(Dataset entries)
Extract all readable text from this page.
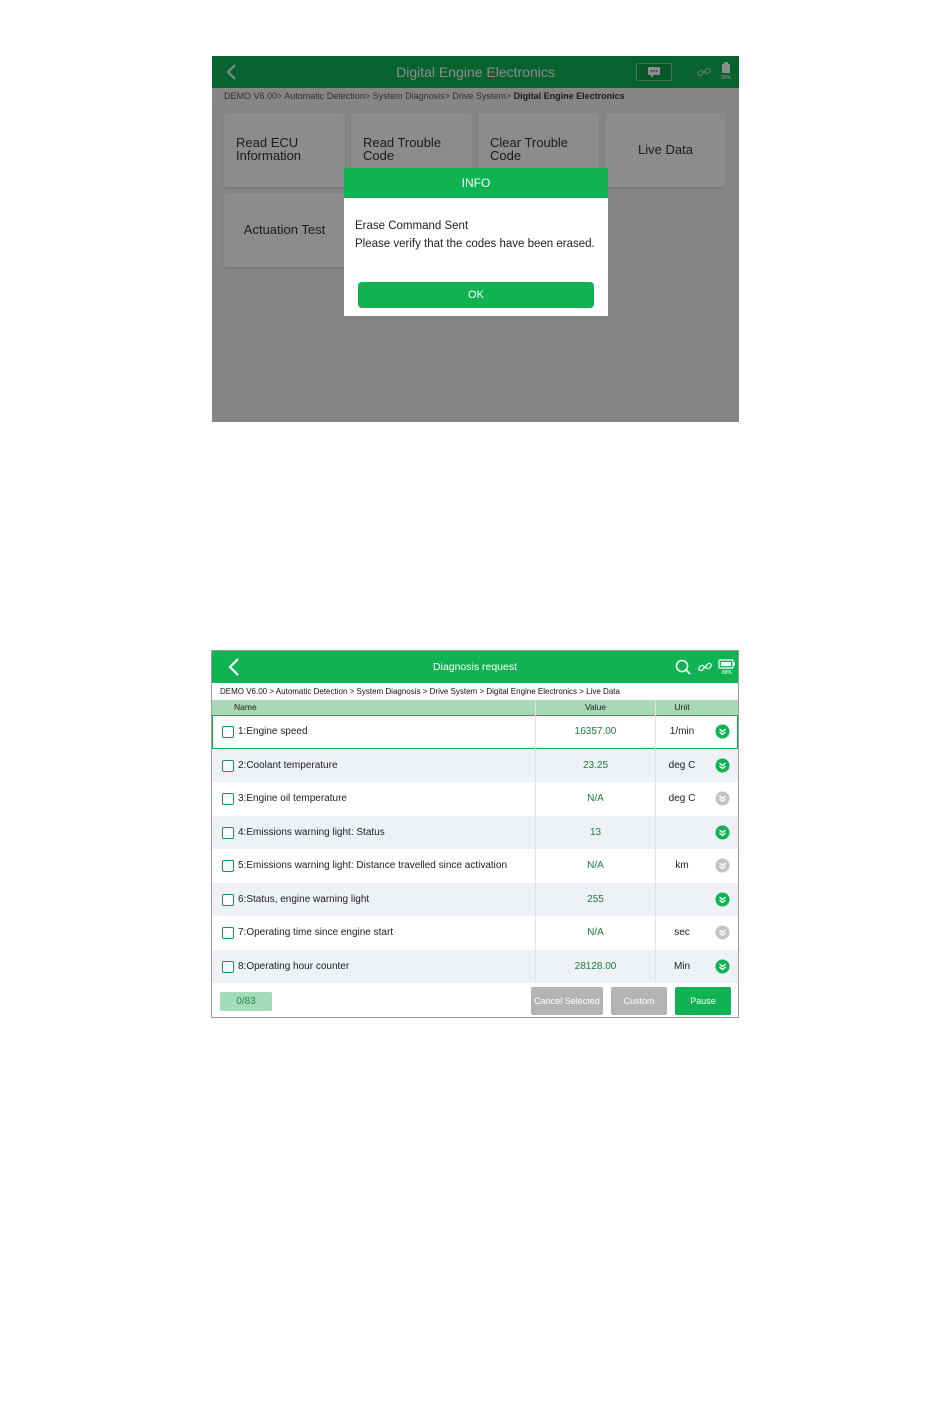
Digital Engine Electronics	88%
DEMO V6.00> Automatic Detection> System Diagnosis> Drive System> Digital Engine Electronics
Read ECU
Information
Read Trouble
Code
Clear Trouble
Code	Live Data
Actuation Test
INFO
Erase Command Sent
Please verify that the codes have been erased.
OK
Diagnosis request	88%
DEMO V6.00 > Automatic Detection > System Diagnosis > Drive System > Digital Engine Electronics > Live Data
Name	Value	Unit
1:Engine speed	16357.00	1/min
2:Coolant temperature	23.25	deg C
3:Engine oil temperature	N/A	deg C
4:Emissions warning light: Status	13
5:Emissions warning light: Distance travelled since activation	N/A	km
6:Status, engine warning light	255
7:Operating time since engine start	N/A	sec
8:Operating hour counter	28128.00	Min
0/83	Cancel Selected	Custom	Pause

---

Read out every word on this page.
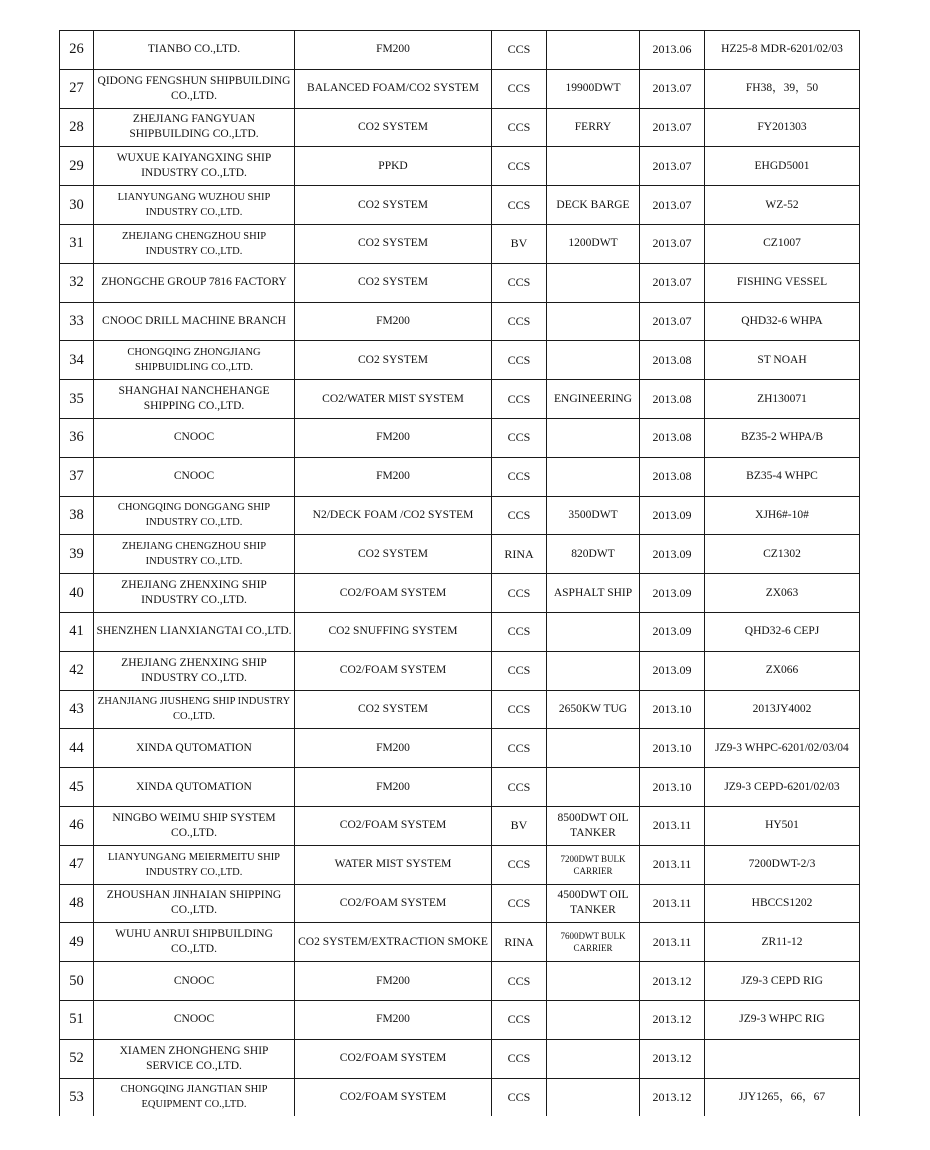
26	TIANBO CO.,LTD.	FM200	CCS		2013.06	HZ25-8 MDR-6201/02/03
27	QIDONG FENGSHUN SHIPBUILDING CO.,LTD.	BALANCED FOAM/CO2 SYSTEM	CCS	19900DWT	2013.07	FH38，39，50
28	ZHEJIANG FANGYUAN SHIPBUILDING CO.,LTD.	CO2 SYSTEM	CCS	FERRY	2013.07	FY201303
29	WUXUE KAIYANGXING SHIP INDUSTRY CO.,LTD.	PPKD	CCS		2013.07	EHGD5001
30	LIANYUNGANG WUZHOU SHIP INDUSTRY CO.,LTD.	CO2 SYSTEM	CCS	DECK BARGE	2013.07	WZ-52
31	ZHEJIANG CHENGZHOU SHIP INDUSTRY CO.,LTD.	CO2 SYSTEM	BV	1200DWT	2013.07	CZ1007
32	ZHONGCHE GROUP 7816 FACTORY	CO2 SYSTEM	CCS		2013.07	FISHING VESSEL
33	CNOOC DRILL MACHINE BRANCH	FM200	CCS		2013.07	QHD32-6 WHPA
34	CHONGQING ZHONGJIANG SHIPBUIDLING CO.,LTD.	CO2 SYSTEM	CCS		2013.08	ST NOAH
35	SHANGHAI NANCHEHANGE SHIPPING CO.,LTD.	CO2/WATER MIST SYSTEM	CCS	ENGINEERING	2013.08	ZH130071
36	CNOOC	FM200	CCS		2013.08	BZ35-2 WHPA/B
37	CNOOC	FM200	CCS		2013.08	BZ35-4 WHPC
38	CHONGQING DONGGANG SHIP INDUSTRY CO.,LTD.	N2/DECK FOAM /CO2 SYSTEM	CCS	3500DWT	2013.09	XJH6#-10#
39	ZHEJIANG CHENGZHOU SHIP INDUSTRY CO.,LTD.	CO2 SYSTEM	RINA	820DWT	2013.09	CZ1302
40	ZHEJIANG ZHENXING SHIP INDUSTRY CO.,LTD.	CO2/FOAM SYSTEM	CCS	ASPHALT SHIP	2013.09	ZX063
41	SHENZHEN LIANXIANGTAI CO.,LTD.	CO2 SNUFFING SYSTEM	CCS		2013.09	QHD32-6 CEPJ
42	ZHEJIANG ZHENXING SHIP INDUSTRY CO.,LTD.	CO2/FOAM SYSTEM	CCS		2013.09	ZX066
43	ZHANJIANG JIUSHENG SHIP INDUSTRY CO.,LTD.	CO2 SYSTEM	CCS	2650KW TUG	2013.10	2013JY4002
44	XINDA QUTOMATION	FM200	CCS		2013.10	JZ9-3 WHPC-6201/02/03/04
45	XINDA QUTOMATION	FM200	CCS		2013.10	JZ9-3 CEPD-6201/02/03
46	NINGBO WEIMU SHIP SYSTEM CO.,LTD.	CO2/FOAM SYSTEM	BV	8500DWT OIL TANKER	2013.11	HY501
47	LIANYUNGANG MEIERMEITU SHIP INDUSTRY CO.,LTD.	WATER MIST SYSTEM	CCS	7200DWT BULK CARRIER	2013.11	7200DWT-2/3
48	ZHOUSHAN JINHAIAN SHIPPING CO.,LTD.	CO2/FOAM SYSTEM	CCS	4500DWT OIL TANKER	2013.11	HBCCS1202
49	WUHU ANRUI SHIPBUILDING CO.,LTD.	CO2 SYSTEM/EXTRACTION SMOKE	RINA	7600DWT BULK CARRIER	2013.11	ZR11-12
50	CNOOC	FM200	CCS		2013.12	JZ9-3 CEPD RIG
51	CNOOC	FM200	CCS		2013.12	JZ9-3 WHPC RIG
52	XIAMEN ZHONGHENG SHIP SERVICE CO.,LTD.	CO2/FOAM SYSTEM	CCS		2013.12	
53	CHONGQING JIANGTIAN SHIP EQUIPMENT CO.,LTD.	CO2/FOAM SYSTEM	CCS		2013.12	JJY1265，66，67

Task requirements
Show the lines of the records that include the string "SHIPPING".

Answer to the task
35	SHANGHAI NANCHEHANGE SHIPPING CO.,LTD.	CO2/WATER MIST SYSTEM	CCS	ENGINEERING	2013.08	ZH130071
48	ZHOUSHAN JINHAIAN SHIPPING CO.,LTD.	CO2/FOAM SYSTEM	CCS	4500DWT OIL TANKER	2013.11	HBCCS1202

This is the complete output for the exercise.